= What the task asks =
Retype all of the entries word for word.

[Entries taken from a collection]
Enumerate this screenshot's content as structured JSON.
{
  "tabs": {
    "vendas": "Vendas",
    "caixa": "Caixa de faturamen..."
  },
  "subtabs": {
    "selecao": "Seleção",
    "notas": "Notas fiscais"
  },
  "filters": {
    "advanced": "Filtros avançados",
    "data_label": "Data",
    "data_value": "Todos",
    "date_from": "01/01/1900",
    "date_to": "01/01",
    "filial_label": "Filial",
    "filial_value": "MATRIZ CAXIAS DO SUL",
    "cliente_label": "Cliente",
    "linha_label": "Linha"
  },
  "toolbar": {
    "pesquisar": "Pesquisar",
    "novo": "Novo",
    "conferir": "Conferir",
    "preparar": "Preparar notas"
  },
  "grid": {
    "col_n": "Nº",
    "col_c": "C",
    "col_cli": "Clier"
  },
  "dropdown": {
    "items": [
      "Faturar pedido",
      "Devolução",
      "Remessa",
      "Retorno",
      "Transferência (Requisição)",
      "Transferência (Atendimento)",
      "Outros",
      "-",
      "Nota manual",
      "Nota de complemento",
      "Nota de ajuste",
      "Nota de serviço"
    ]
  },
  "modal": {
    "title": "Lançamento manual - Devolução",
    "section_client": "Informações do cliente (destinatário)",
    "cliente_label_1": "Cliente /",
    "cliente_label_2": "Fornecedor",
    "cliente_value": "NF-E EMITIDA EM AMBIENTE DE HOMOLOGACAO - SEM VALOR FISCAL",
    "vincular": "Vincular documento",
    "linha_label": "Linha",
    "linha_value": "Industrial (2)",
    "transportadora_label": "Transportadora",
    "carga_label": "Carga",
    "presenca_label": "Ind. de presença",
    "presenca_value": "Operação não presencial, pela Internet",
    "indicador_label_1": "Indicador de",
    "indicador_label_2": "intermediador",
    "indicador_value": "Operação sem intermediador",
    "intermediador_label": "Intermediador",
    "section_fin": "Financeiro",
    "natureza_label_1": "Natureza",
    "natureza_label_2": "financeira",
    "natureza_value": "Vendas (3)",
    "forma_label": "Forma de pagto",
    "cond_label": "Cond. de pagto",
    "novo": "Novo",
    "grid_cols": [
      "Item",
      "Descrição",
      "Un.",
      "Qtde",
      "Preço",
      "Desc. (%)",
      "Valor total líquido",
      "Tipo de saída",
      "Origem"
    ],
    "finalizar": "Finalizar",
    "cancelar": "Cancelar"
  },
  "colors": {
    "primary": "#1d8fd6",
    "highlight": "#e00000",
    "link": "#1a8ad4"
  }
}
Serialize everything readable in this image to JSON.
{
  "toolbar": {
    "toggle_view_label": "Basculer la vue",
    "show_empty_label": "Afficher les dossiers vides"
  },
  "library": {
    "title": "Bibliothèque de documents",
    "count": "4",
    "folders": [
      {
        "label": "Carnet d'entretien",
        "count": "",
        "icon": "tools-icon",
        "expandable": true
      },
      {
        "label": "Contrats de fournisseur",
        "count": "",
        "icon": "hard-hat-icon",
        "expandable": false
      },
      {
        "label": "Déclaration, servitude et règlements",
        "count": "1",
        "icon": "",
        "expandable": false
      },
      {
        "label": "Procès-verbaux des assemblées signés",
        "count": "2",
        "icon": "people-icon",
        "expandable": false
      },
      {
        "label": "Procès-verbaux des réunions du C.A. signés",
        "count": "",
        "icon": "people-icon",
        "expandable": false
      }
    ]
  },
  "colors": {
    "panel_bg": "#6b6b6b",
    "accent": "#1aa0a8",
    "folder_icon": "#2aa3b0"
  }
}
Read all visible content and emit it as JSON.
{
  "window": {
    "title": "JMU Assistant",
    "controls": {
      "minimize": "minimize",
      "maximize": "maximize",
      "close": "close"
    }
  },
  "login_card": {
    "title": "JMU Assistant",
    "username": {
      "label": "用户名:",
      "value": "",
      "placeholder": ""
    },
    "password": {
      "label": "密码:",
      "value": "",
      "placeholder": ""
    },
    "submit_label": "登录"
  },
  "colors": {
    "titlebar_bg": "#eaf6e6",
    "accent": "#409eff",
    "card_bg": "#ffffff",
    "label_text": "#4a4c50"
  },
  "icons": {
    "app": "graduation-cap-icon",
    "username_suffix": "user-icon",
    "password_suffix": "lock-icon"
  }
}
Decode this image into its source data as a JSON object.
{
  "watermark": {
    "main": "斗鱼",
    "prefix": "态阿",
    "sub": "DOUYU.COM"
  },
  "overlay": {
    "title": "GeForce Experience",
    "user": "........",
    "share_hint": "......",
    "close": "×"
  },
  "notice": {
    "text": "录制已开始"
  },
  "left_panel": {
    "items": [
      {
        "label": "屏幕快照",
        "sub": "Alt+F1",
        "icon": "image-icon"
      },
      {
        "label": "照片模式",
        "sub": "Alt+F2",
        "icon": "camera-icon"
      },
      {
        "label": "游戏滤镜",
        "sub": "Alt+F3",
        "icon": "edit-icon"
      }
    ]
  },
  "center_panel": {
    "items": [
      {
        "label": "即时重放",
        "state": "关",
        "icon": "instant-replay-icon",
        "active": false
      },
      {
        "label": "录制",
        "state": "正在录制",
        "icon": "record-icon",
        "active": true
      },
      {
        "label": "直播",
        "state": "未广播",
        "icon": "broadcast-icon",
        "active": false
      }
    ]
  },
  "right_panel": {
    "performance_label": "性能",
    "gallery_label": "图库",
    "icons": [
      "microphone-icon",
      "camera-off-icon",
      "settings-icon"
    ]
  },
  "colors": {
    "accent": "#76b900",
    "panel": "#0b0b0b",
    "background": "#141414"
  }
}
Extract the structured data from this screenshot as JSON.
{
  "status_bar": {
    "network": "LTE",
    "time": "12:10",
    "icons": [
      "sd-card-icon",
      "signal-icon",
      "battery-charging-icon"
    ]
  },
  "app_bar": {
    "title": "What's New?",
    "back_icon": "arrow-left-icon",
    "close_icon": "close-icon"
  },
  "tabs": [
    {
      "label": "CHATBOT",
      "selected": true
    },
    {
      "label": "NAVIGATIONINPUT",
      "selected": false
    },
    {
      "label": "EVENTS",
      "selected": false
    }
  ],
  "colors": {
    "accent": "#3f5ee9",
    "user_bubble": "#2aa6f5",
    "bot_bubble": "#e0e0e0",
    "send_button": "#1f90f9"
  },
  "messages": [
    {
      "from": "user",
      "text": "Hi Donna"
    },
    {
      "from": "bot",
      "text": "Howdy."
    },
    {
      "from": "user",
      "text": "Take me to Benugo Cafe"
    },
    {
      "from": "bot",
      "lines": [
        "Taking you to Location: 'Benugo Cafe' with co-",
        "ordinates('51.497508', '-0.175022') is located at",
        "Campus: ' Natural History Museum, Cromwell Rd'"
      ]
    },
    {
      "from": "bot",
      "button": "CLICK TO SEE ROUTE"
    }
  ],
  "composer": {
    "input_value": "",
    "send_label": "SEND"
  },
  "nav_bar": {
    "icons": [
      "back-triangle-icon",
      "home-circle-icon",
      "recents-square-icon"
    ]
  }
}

= Expected answer =
Enumerate this screenshot's content as structured JSON.
{
  "tabs": {
    "vendas": "Vendas",
    "caixa": "Caixa de faturamen..."
  },
  "subtabs": {
    "selecao": "Seleção",
    "notas": "Notas fiscais"
  },
  "filters": {
    "advanced": "Filtros avançados",
    "data_label": "Data",
    "data_value": "Todos",
    "date_from": "01/01/1900",
    "date_to": "01/01",
    "filial_label": "Filial",
    "filial_value": "MATRIZ CAXIAS DO SUL",
    "cliente_label": "Cliente",
    "linha_label": "Linha"
  },
  "toolbar": {
    "pesquisar": "Pesquisar",
    "novo": "Novo",
    "conferir": "Conferir",
    "preparar": "Preparar notas"
  },
  "grid": {
    "col_n": "Nº",
    "col_c": "C",
    "col_cli": "Clier"
  },
  "dropdown": {
    "items": [
      "Faturar pedido",
      "Devolução",
      "Remessa",
      "Retorno",
      "Transferência (Requisição)",
      "Transferência (Atendimento)",
      "Outros",
      "-",
      "Nota manual",
      "Nota de complemento",
      "Nota de ajuste",
      "Nota de serviço"
    ]
  },
  "modal": {
    "title": "Lançamento manual - Devolução",
    "section_client": "Informações do cliente (destinatário)",
    "cliente_label_1": "Cliente /",
    "cliente_label_2": "Fornecedor",
    "cliente_value": "NF-E EMITIDA EM AMBIENTE DE HOMOLOGACAO - SEM VALOR FISCAL",
    "vincular": "Vincular documento",
    "linha_label": "Linha",
    "linha_value": "Industrial (2)",
    "transportadora_label": "Transportadora",
    "carga_label": "Carga",
    "presenca_label": "Ind. de presença",
    "presenca_value": "Operação não presencial, pela Internet",
    "indicador_label_1": "Indicador de",
    "indicador_label_2": "intermediador",
    "indicador_value": "Operação sem intermediador",
    "intermediador_label": "Intermediador",
    "section_fin": "Financeiro",
    "natureza_label_1": "Natureza",
    "natureza_label_2": "financeira",
    "natureza_value": "Vendas (3)",
    "forma_label": "Forma de pagto",
    "cond_label": "Cond. de pagto",
    "novo": "Novo",
    "grid_cols": [
      "Item",
      "Descrição",
      "Un.",
      "Qtde",
      "Preço",
      "Desc. (%)",
      "Valor total líquido",
      "Tipo de saída",
      "Origem"
    ],
    "finalizar": "Finalizar",
    "cancelar": "Cancelar"
  },
  "colors": {
    "primary": "#1d8fd6",
    "highlight": "#e00000",
    "link": "#1a8ad4"
  }
}
Serialize everything readable in this image to JSON.
{
  "toolbar": {
    "toggle_view_label": "Basculer la vue",
    "show_empty_label": "Afficher les dossiers vides"
  },
  "library": {
    "title": "Bibliothèque de documents",
    "count": "4",
    "folders": [
      {
        "label": "Carnet d'entretien",
        "count": "",
        "icon": "tools-icon",
        "expandable": true
      },
      {
        "label": "Contrats de fournisseur",
        "count": "",
        "icon": "hard-hat-icon",
        "expandable": false
      },
      {
        "label": "Déclaration, servitude et règlements",
        "count": "1",
        "icon": "",
        "expandable": false
      },
      {
        "label": "Procès-verbaux des assemblées signés",
        "count": "2",
        "icon": "people-icon",
        "expandable": false
      },
      {
        "label": "Procès-verbaux des réunions du C.A. signés",
        "count": "",
        "icon": "people-icon",
        "expandable": false
      }
    ]
  },
  "colors": {
    "panel_bg": "#6b6b6b",
    "accent": "#1aa0a8",
    "folder_icon": "#2aa3b0"
  }
}
Read all visible content and emit it as JSON.
{
  "window": {
    "title": "JMU Assistant",
    "controls": {
      "minimize": "minimize",
      "maximize": "maximize",
      "close": "close"
    }
  },
  "login_card": {
    "title": "JMU Assistant",
    "username": {
      "label": "用户名:",
      "value": "",
      "placeholder": ""
    },
    "password": {
      "label": "密码:",
      "value": "",
      "placeholder": ""
    },
    "submit_label": "登录"
  },
  "colors": {
    "titlebar_bg": "#eaf6e6",
    "accent": "#409eff",
    "card_bg": "#ffffff",
    "label_text": "#4a4c50"
  },
  "icons": {
    "app": "graduation-cap-icon",
    "username_suffix": "user-icon",
    "password_suffix": "lock-icon"
  }
}
Decode this image into its source data as a JSON object.
{
  "watermark": {
    "main": "斗鱼",
    "prefix": "态阿",
    "sub": "DOUYU.COM"
  },
  "overlay": {
    "title": "GeForce Experience",
    "user": "........",
    "share_hint": "......",
    "close": "×"
  },
  "notice": {
    "text": "录制已开始"
  },
  "left_panel": {
    "items": [
      {
        "label": "屏幕快照",
        "sub": "Alt+F1",
        "icon": "image-icon"
      },
      {
        "label": "照片模式",
        "sub": "Alt+F2",
        "icon": "camera-icon"
      },
      {
        "label": "游戏滤镜",
        "sub": "Alt+F3",
        "icon": "edit-icon"
      }
    ]
  },
  "center_panel": {
    "items": [
      {
        "label": "即时重放",
        "state": "关",
        "icon": "instant-replay-icon",
        "active": false
      },
      {
        "label": "录制",
        "state": "正在录制",
        "icon": "record-icon",
        "active": true
      },
      {
        "label": "直播",
        "state": "未广播",
        "icon": "broadcast-icon",
        "active": false
      }
    ]
  },
  "right_panel": {
    "performance_label": "性能",
    "gallery_label": "图库",
    "icons": [
      "microphone-icon",
      "camera-off-icon",
      "settings-icon"
    ]
  },
  "colors": {
    "accent": "#76b900",
    "panel": "#0b0b0b",
    "background": "#141414"
  }
}
Extract the structured data from this screenshot as JSON.
{
  "status_bar": {
    "network": "LTE",
    "time": "12:10",
    "icons": [
      "sd-card-icon",
      "signal-icon",
      "battery-charging-icon"
    ]
  },
  "app_bar": {
    "title": "What's New?",
    "back_icon": "arrow-left-icon",
    "close_icon": "close-icon"
  },
  "tabs": [
    {
      "label": "CHATBOT",
      "selected": true
    },
    {
      "label": "NAVIGATIONINPUT",
      "selected": false
    },
    {
      "label": "EVENTS",
      "selected": false
    }
  ],
  "colors": {
    "accent": "#3f5ee9",
    "user_bubble": "#2aa6f5",
    "bot_bubble": "#e0e0e0",
    "send_button": "#1f90f9"
  },
  "messages": [
    {
      "from": "user",
      "text": "Hi Donna"
    },
    {
      "from": "bot",
      "text": "Howdy."
    },
    {
      "from": "user",
      "text": "Take me to Benugo Cafe"
    },
    {
      "from": "bot",
      "lines": [
        "Taking you to Location: 'Benugo Cafe' with co-",
        "ordinates('51.497508', '-0.175022') is located at",
        "Campus: ' Natural History Museum, Cromwell Rd'"
      ]
    },
    {
      "from": "bot",
      "button": "CLICK TO SEE ROUTE"
    }
  ],
  "composer": {
    "input_value": "",
    "send_label": "SEND"
  },
  "nav_bar": {
    "icons": [
      "back-triangle-icon",
      "home-circle-icon",
      "recents-square-icon"
    ]
  }
}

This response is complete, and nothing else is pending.